* [Instruction]:
Write out the whole listing exactly as it stands.

* [Records for processing]:

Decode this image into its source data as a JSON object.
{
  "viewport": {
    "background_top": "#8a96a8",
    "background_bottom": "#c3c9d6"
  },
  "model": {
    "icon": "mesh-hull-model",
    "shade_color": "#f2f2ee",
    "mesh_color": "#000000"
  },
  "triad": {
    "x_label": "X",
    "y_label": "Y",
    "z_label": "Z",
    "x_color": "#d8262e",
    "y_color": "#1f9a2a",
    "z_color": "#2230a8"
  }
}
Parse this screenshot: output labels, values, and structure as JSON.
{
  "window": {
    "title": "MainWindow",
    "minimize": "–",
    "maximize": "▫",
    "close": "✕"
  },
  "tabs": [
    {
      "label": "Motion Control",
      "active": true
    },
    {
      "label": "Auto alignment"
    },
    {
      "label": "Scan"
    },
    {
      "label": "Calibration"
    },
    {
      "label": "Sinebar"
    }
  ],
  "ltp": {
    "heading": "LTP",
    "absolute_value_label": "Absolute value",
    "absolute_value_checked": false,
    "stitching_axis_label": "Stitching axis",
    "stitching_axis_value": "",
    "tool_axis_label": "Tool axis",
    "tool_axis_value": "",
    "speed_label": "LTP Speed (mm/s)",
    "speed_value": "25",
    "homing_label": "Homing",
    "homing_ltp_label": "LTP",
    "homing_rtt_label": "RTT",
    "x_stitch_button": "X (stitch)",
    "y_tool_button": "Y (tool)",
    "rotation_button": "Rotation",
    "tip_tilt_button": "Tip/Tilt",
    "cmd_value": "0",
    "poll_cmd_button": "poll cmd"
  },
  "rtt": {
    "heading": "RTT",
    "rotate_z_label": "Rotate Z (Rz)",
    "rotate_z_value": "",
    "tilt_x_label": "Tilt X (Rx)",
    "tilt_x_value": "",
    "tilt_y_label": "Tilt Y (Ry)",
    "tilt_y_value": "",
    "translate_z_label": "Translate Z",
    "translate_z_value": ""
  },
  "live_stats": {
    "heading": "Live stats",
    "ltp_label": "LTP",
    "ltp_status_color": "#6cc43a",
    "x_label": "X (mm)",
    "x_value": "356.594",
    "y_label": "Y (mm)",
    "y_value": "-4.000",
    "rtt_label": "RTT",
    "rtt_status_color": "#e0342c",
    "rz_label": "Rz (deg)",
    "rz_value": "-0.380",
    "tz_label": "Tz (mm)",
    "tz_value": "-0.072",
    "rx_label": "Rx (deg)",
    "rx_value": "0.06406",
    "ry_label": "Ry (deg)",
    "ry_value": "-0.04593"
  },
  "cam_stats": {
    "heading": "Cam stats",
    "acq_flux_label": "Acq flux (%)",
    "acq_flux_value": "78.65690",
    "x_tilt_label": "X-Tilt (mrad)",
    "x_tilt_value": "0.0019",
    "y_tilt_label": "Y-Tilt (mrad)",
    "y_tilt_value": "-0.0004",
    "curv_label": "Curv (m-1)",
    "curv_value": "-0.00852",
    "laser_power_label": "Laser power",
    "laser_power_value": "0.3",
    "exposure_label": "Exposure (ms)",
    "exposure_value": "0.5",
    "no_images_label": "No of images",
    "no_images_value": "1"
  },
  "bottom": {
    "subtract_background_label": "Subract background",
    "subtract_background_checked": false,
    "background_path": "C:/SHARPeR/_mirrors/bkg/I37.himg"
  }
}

* [Expected answer]:
Decode this image into its source data as a JSON object.
{
  "viewport": {
    "background_top": "#8a96a8",
    "background_bottom": "#c3c9d6"
  },
  "model": {
    "icon": "mesh-hull-model",
    "shade_color": "#f2f2ee",
    "mesh_color": "#000000"
  },
  "triad": {
    "x_label": "X",
    "y_label": "Y",
    "z_label": "Z",
    "x_color": "#d8262e",
    "y_color": "#1f9a2a",
    "z_color": "#2230a8"
  }
}
Parse this screenshot: output labels, values, and structure as JSON.
{
  "window": {
    "title": "MainWindow",
    "minimize": "–",
    "maximize": "▫",
    "close": "✕"
  },
  "tabs": [
    {
      "label": "Motion Control",
      "active": true
    },
    {
      "label": "Auto alignment"
    },
    {
      "label": "Scan"
    },
    {
      "label": "Calibration"
    },
    {
      "label": "Sinebar"
    }
  ],
  "ltp": {
    "heading": "LTP",
    "absolute_value_label": "Absolute value",
    "absolute_value_checked": false,
    "stitching_axis_label": "Stitching axis",
    "stitching_axis_value": "",
    "tool_axis_label": "Tool axis",
    "tool_axis_value": "",
    "speed_label": "LTP Speed (mm/s)",
    "speed_value": "25",
    "homing_label": "Homing",
    "homing_ltp_label": "LTP",
    "homing_rtt_label": "RTT",
    "x_stitch_button": "X (stitch)",
    "y_tool_button": "Y (tool)",
    "rotation_button": "Rotation",
    "tip_tilt_button": "Tip/Tilt",
    "cmd_value": "0",
    "poll_cmd_button": "poll cmd"
  },
  "rtt": {
    "heading": "RTT",
    "rotate_z_label": "Rotate Z (Rz)",
    "rotate_z_value": "",
    "tilt_x_label": "Tilt X (Rx)",
    "tilt_x_value": "",
    "tilt_y_label": "Tilt Y (Ry)",
    "tilt_y_value": "",
    "translate_z_label": "Translate Z",
    "translate_z_value": ""
  },
  "live_stats": {
    "heading": "Live stats",
    "ltp_label": "LTP",
    "ltp_status_color": "#6cc43a",
    "x_label": "X (mm)",
    "x_value": "356.594",
    "y_label": "Y (mm)",
    "y_value": "-4.000",
    "rtt_label": "RTT",
    "rtt_status_color": "#e0342c",
    "rz_label": "Rz (deg)",
    "rz_value": "-0.380",
    "tz_label": "Tz (mm)",
    "tz_value": "-0.072",
    "rx_label": "Rx (deg)",
    "rx_value": "0.06406",
    "ry_label": "Ry (deg)",
    "ry_value": "-0.04593"
  },
  "cam_stats": {
    "heading": "Cam stats",
    "acq_flux_label": "Acq flux (%)",
    "acq_flux_value": "78.65690",
    "x_tilt_label": "X-Tilt (mrad)",
    "x_tilt_value": "0.0019",
    "y_tilt_label": "Y-Tilt (mrad)",
    "y_tilt_value": "-0.0004",
    "curv_label": "Curv (m-1)",
    "curv_value": "-0.00852",
    "laser_power_label": "Laser power",
    "laser_power_value": "0.3",
    "exposure_label": "Exposure (ms)",
    "exposure_value": "0.5",
    "no_images_label": "No of images",
    "no_images_value": "1"
  },
  "bottom": {
    "subtract_background_label": "Subract background",
    "subtract_background_checked": false,
    "background_path": "C:/SHARPeR/_mirrors/bkg/I37.himg"
  }
}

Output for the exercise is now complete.